Recorded data:
* * * *

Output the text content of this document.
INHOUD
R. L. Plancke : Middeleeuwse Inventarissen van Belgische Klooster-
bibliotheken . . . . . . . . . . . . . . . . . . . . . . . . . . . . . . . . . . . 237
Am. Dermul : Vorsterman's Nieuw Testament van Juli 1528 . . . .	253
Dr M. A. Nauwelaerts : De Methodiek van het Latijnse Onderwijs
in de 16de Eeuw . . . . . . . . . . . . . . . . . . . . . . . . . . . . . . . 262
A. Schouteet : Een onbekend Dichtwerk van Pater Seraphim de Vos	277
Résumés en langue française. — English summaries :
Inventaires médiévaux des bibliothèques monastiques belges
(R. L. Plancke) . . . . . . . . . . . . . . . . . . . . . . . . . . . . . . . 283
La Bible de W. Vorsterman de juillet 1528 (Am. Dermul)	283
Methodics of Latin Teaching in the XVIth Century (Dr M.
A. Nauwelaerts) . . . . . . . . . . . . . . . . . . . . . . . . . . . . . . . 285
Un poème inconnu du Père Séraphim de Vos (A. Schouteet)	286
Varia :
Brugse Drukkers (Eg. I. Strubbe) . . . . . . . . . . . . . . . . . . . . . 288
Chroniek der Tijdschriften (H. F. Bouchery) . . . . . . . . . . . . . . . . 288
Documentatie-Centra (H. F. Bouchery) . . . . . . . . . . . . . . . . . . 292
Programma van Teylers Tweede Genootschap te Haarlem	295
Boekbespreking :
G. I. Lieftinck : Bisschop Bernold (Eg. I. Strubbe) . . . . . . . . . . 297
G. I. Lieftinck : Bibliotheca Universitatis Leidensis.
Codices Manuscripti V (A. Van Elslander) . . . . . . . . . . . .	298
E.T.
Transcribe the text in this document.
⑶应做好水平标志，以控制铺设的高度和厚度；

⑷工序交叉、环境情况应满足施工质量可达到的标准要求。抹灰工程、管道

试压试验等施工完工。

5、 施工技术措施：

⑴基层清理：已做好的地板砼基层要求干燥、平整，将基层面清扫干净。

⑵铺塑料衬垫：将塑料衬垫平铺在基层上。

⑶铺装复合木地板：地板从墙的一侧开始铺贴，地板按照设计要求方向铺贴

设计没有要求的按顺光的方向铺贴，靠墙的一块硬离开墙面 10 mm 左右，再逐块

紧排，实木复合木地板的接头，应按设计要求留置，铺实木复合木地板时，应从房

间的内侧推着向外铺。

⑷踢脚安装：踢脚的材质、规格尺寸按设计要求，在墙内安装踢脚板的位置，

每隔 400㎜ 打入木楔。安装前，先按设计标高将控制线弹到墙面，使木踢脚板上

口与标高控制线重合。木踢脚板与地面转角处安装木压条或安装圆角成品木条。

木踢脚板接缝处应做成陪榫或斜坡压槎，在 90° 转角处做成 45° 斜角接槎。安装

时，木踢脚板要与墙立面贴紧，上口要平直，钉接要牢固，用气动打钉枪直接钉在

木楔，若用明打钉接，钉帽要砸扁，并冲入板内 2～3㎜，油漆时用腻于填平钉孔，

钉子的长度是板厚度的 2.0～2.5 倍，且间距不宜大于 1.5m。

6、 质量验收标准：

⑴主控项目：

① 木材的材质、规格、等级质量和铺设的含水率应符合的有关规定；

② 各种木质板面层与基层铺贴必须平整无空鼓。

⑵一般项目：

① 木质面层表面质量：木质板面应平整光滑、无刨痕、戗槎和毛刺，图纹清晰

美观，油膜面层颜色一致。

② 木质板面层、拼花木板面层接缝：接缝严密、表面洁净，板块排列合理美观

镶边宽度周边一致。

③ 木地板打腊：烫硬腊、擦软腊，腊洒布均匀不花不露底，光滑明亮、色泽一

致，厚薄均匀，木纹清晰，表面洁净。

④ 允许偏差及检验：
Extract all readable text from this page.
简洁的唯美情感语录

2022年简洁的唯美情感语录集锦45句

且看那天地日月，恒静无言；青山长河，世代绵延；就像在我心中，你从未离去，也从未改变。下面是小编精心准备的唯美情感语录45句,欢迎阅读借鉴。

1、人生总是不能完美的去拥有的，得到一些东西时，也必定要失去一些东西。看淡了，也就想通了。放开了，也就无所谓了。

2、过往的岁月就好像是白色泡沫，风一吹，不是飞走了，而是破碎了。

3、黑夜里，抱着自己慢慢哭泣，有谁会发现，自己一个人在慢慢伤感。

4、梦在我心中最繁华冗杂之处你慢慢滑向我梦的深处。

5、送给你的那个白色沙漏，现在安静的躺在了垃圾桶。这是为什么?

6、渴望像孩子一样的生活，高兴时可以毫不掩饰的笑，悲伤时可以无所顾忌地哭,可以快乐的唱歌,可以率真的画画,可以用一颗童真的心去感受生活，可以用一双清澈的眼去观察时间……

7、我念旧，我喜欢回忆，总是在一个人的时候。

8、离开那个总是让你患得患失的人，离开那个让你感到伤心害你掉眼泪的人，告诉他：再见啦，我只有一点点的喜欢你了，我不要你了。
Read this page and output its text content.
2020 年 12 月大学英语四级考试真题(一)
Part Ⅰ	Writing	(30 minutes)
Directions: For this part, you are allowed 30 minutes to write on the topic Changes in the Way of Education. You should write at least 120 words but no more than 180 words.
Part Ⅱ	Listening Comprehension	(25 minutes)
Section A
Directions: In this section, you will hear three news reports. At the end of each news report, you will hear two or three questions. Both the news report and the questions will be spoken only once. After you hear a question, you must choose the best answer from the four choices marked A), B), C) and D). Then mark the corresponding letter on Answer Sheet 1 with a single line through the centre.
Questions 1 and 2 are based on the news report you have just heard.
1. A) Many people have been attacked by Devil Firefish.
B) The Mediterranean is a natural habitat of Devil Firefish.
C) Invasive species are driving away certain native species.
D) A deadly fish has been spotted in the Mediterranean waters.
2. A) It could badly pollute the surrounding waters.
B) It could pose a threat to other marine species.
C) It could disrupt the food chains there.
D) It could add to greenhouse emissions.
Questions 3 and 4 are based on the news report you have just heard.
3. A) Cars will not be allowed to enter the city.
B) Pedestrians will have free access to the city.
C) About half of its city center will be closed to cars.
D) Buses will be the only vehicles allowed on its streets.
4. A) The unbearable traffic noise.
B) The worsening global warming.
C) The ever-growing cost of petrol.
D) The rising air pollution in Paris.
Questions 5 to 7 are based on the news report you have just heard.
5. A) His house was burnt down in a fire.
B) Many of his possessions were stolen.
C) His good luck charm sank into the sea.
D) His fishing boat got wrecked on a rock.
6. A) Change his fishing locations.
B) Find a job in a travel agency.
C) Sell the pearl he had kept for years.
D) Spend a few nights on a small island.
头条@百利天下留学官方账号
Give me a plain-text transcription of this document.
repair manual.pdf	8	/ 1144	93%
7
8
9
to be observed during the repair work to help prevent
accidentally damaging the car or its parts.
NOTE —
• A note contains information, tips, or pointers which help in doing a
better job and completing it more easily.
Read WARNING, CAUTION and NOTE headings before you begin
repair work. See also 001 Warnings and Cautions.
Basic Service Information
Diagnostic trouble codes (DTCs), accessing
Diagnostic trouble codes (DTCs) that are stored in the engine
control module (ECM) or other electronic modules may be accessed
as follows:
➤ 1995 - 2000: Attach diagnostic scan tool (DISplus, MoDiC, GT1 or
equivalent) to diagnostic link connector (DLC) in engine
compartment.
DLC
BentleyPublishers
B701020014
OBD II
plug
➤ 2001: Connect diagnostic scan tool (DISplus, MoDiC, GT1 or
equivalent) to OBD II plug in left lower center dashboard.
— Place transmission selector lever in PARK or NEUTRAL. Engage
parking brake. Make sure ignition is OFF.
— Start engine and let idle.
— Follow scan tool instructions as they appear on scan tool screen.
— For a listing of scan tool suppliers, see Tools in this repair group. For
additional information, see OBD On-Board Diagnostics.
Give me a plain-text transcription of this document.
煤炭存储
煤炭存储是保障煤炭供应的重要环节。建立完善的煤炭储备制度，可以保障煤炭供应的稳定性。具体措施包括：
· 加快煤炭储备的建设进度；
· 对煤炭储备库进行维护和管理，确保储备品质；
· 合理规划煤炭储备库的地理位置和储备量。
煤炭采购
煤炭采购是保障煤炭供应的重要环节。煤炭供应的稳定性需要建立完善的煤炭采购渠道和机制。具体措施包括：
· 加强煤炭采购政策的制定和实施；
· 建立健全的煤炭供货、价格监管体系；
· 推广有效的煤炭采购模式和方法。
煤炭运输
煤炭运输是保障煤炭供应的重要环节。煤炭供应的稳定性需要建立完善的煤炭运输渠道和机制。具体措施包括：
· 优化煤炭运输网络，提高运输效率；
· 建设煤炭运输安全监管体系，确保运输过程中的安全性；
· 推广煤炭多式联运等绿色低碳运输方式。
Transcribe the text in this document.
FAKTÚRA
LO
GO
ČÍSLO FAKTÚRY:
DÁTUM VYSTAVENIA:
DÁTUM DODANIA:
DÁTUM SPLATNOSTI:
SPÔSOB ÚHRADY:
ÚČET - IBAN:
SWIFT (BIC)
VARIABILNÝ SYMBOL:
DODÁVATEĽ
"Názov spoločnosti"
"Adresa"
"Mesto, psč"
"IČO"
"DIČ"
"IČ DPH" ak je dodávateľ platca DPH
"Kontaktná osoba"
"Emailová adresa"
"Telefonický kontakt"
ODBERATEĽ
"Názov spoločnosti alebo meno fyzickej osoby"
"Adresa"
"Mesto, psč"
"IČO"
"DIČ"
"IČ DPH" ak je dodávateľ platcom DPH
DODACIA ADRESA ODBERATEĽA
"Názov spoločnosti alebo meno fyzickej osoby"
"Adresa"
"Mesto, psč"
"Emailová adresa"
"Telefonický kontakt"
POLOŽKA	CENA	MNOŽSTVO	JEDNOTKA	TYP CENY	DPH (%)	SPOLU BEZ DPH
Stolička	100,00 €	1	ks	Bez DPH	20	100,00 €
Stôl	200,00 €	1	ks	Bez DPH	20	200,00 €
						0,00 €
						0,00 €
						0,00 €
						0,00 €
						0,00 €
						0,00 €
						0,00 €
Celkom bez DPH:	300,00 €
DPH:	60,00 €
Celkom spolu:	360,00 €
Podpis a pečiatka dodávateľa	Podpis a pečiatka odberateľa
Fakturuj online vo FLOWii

* * * *

What you have to do: Gather up the lines that contain the word "Many".

Task output:
1. A) Many people have been attacked by Devil Firefish.
B) Many of his possessions were stolen.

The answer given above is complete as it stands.